**WRITTEN TASK**
Gather up every line that includes the string "warns".

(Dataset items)

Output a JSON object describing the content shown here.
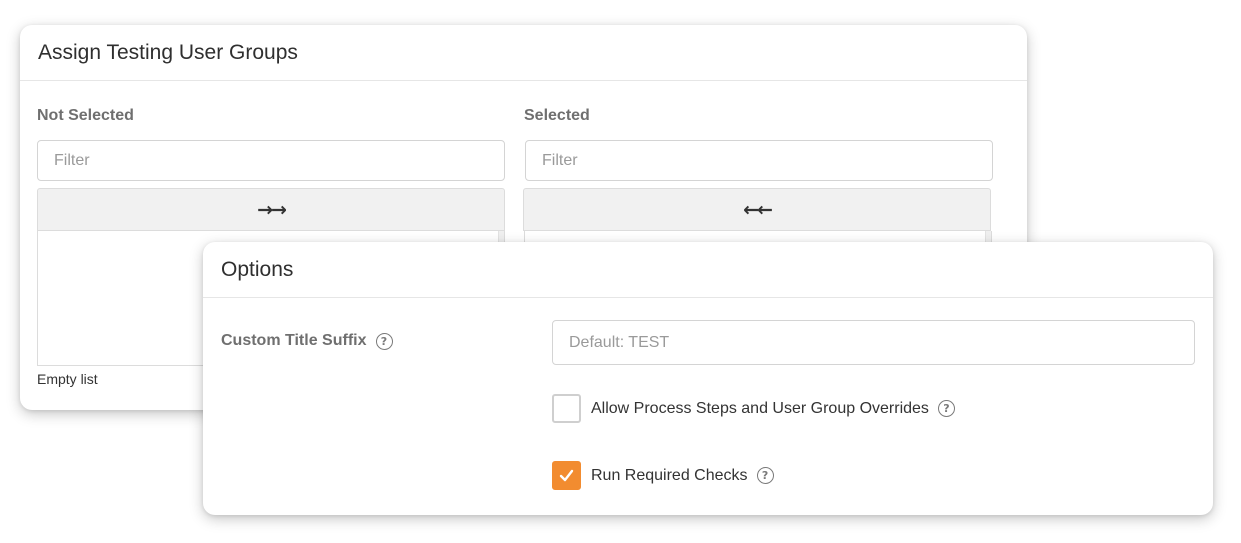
{
  "assign_card": {
    "title": "Assign Testing User Groups",
    "not_selected": {
      "heading": "Not Selected",
      "filter_placeholder": "Filter",
      "move_label": "→→",
      "empty_text": "Empty list"
    },
    "selected": {
      "heading": "Selected",
      "filter_placeholder": "Filter",
      "move_label": "←←"
    }
  },
  "options_card": {
    "title": "Options",
    "custom_title_suffix": {
      "label": "Custom Title Suffix",
      "placeholder": "Default: TEST",
      "value": ""
    },
    "allow_overrides": {
      "label": "Allow Process Steps and User Group Overrides",
      "checked": false
    },
    "run_required_checks": {
      "label": "Run Required Checks",
      "checked": true
    },
    "help_glyph": "?"
  },
  "colors": {
    "accent_orange": "#f28c30",
    "heading_gray": "#6f6f6f",
    "placeholder_gray": "#9a9a9a"
  },
  "icons": {
    "help": "help-circle-icon",
    "check": "checkmark-icon",
    "move_right": "double-arrow-right-icon",
    "move_left": "double-arrow-left-icon"
  }
}
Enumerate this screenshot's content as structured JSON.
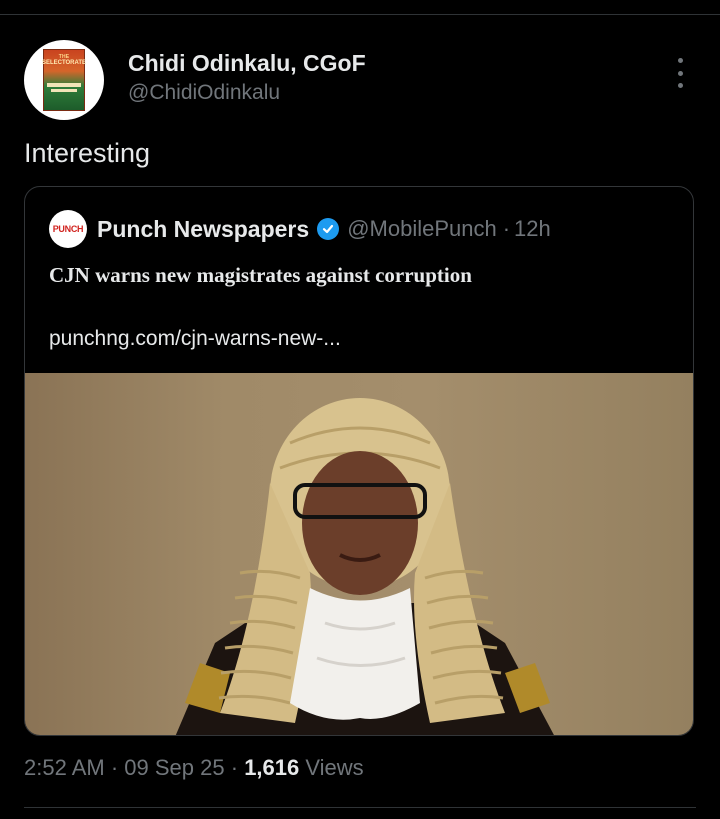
{
  "author": {
    "name": "Chidi Odinkalu, CGoF",
    "handle": "@ChidiOdinkalu",
    "avatar_icon": "book-cover-avatar",
    "avatar_book_title_line1": "THE",
    "avatar_book_title_line2": "SELECTORATE"
  },
  "tweet": {
    "text": "Interesting"
  },
  "quoted_post": {
    "logo_text": "PUNCH",
    "name": "Punch Newspapers",
    "verified": true,
    "handle": "@MobilePunch",
    "separator": "·",
    "time": "12h",
    "headline": "CJN warns new magistrates against corruption",
    "link": "punchng.com/cjn-warns-new-...",
    "image_icon": "portrait-photo"
  },
  "meta": {
    "time": "2:52 AM",
    "sep1": "·",
    "date": "09 Sep 25",
    "sep2": "·",
    "views_count": "1,616",
    "views_label": "Views"
  },
  "colors": {
    "background": "#000000",
    "text": "#e7e9ea",
    "secondary": "#71767b",
    "verified": "#1d9bf0",
    "punch_red": "#d1231f"
  }
}
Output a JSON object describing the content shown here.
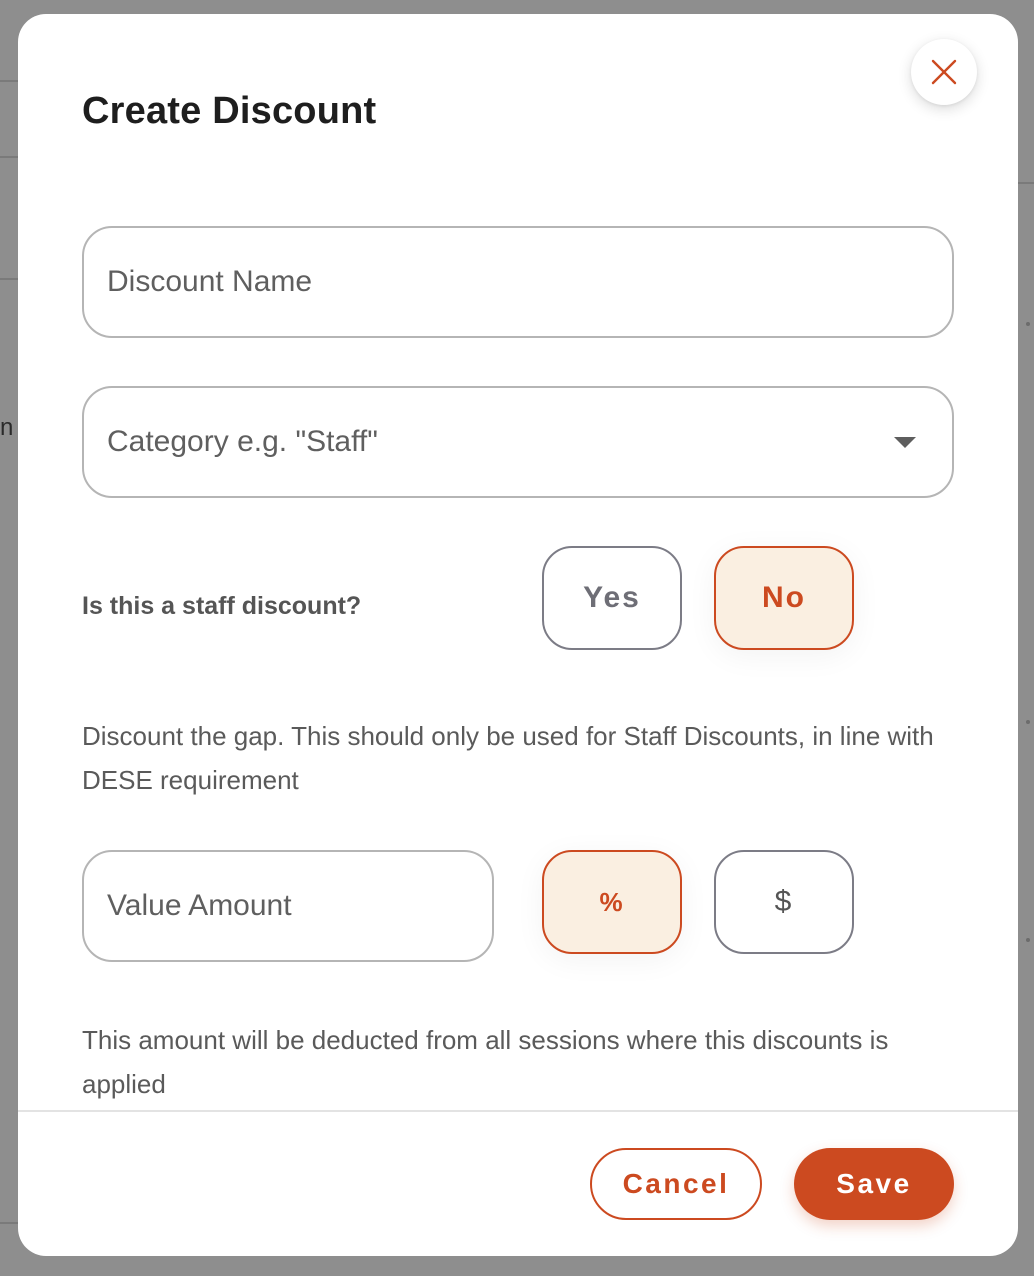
{
  "modal": {
    "title": "Create Discount",
    "close_icon": "close-icon"
  },
  "form": {
    "discount_name": {
      "placeholder": "Discount Name",
      "value": ""
    },
    "category": {
      "placeholder": "Category e.g. \"Staff\"",
      "value": "",
      "icon": "chevron-down-icon"
    },
    "staff_discount": {
      "label": "Is this a staff discount?",
      "yes_label": "Yes",
      "no_label": "No",
      "selected": "No"
    },
    "gap_help": "Discount the gap. This should only be used for Staff Discounts, in line with DESE requirement",
    "value_amount": {
      "placeholder": "Value Amount",
      "value": ""
    },
    "value_type": {
      "percent_label": "%",
      "dollar_label": "$",
      "selected": "%"
    },
    "amount_help": "This amount will be deducted from all sessions where this discounts is applied"
  },
  "footer": {
    "cancel_label": "Cancel",
    "save_label": "Save"
  },
  "background": {
    "fragment_text": "n"
  },
  "colors": {
    "accent": "#cc4a20",
    "selected_fill": "#faefe1",
    "overlay": "#8e8e8e"
  }
}
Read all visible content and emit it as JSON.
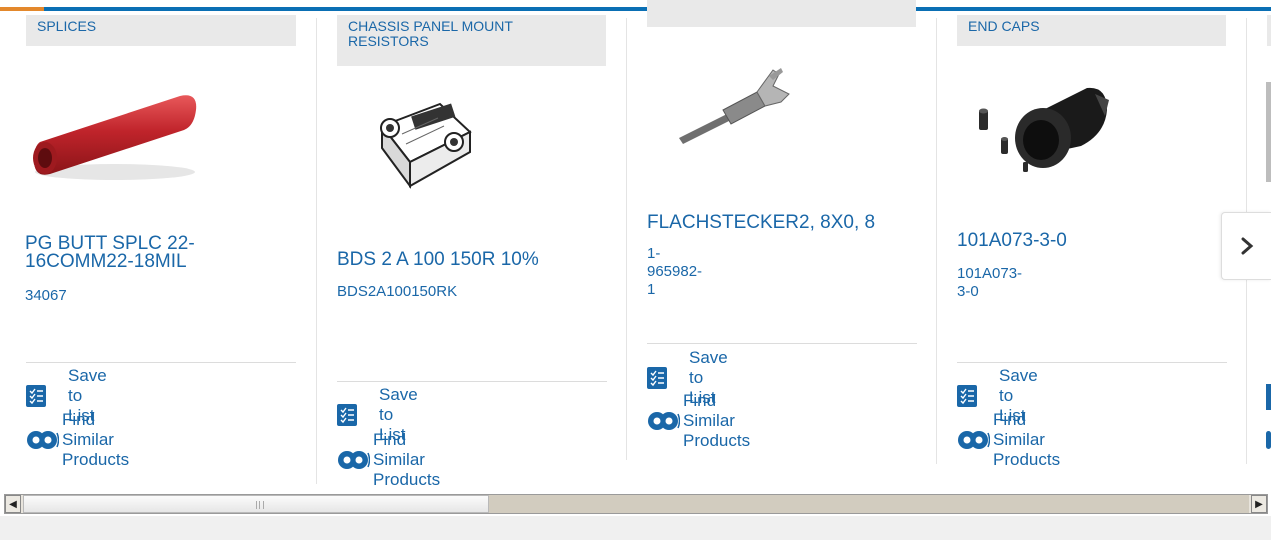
{
  "colors": {
    "brand": "#1a67a8",
    "accent_bar": "#0a6fb4",
    "accent_orange": "#e3882c",
    "category_bg": "#e9e9e9"
  },
  "cards": [
    {
      "category": "SPLICES",
      "title": "PG BUTT SPLC 22-16COMM22-18MIL",
      "part_number": "34067",
      "image": "red-butt-splice-image"
    },
    {
      "category": "CHASSIS PANEL MOUNT RESISTORS",
      "title": "BDS 2 A 100 150R 10%",
      "part_number": "BDS2A100150RK",
      "image": "panel-resistor-image"
    },
    {
      "category": "",
      "title": "FLACHSTECKER2, 8X0, 8",
      "part_number": "1-965982-1",
      "image": "flat-connector-terminal-image"
    },
    {
      "category": "END CAPS",
      "title": "101A073-3-0",
      "part_number": "101A073-3-0",
      "image": "end-caps-image"
    }
  ],
  "actions": {
    "save_label": "Save to List",
    "similar_label": "Find Similar Products"
  },
  "icons": {
    "save": "list-check-icon",
    "similar": "gears-icon",
    "next": "chevron-right-icon"
  },
  "scrollbar": {
    "left_arrow": "◀",
    "right_arrow": "▶",
    "grip": "III"
  }
}
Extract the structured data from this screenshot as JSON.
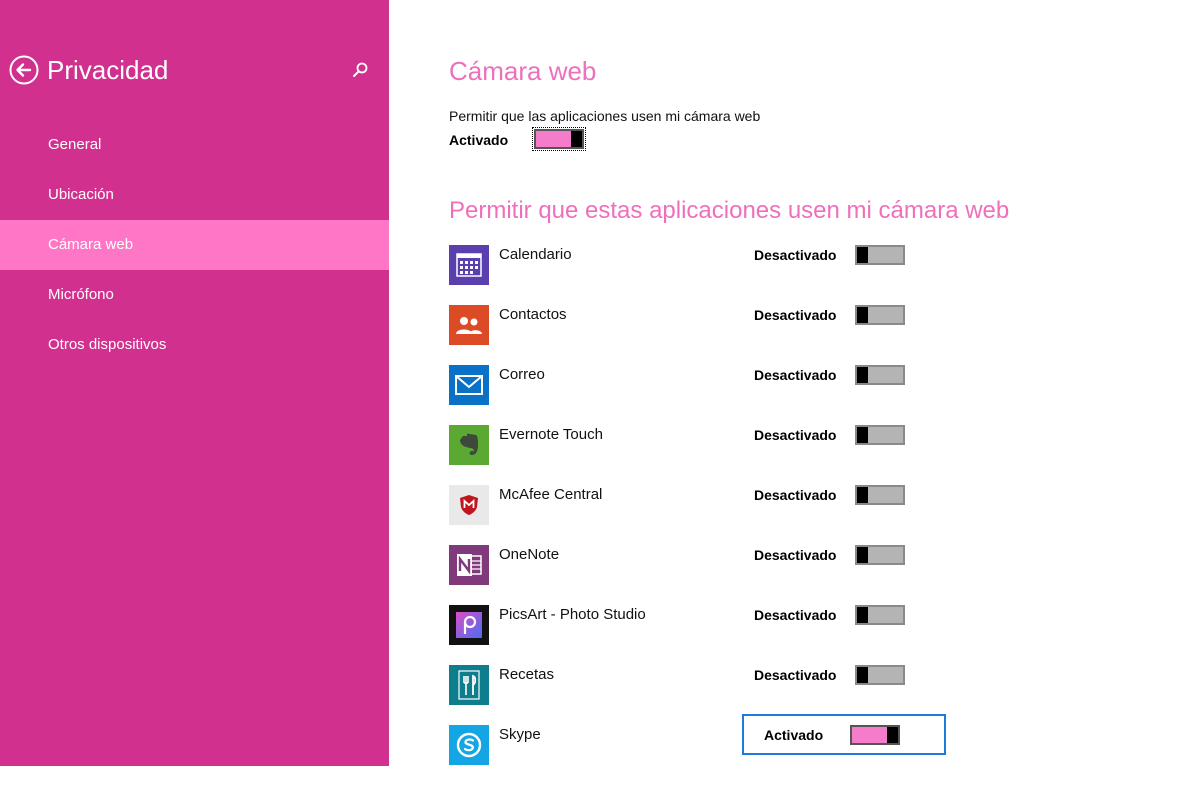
{
  "sidebar": {
    "title": "Privacidad",
    "items": [
      {
        "label": "General",
        "selected": false
      },
      {
        "label": "Ubicación",
        "selected": false
      },
      {
        "label": "Cámara web",
        "selected": true
      },
      {
        "label": "Micrófono",
        "selected": false
      },
      {
        "label": "Otros dispositivos",
        "selected": false
      }
    ],
    "back_icon": "back-arrow-icon",
    "search_icon": "search-icon",
    "bg_color": "#d1308e",
    "selected_color": "#ff76c6"
  },
  "main": {
    "title": "Cámara web",
    "master_description": "Permitir que las aplicaciones usen mi cámara web",
    "master_state": "Activado",
    "section_title": "Permitir que estas aplicaciones usen mi cámara web",
    "accent_color": "#ee70bc",
    "apps": [
      {
        "name": "Calendario",
        "state": "Desactivado",
        "on": false,
        "icon": "calendar-icon",
        "color": "#5b3fae"
      },
      {
        "name": "Contactos",
        "state": "Desactivado",
        "on": false,
        "icon": "people-icon",
        "color": "#dd4b26"
      },
      {
        "name": "Correo",
        "state": "Desactivado",
        "on": false,
        "icon": "mail-icon",
        "color": "#0a72c6"
      },
      {
        "name": "Evernote Touch",
        "state": "Desactivado",
        "on": false,
        "icon": "evernote-icon",
        "color": "#5ba932"
      },
      {
        "name": "McAfee Central",
        "state": "Desactivado",
        "on": false,
        "icon": "mcafee-icon",
        "color": "#e9e9e9"
      },
      {
        "name": "OneNote",
        "state": "Desactivado",
        "on": false,
        "icon": "onenote-icon",
        "color": "#80397b"
      },
      {
        "name": "PicsArt - Photo Studio",
        "state": "Desactivado",
        "on": false,
        "icon": "picsart-icon",
        "color": "#111111"
      },
      {
        "name": "Recetas",
        "state": "Desactivado",
        "on": false,
        "icon": "fork-knife-icon",
        "color": "#0e7e8f"
      },
      {
        "name": "Skype",
        "state": "Activado",
        "on": true,
        "icon": "skype-icon",
        "color": "#14a6e4"
      }
    ]
  }
}
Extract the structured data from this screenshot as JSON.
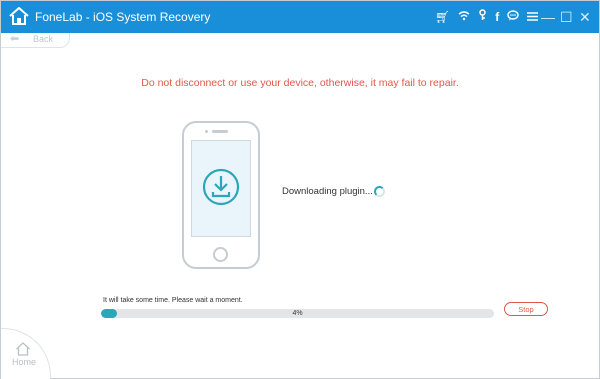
{
  "app": {
    "title": "FoneLab - iOS System Recovery"
  },
  "toolbar": {
    "icons": [
      "cart-icon",
      "wifi-icon",
      "key-icon",
      "facebook-icon",
      "chat-icon",
      "menu-icon"
    ]
  },
  "window_controls": {
    "minimize": "—",
    "maximize": "☐",
    "close": "✕"
  },
  "nav": {
    "back_label": "Back",
    "home_label": "Home"
  },
  "main": {
    "warning": "Do not disconnect or use your device, otherwise, it may fail to repair.",
    "status": "Downloading plugin...",
    "hint": "It will take some time. Please wait a moment.",
    "progress": {
      "label": "4%",
      "value": 0.04
    },
    "stop_label": "Stop"
  },
  "colors": {
    "titlebar": "#1a8fd9",
    "warning": "#e2574c",
    "accent": "#2aa7b8"
  }
}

**SOLUTION**
    "headline": "CJN warns new magistrates against corruption",
    "link": "punchng.com/cjn-warns-new-...",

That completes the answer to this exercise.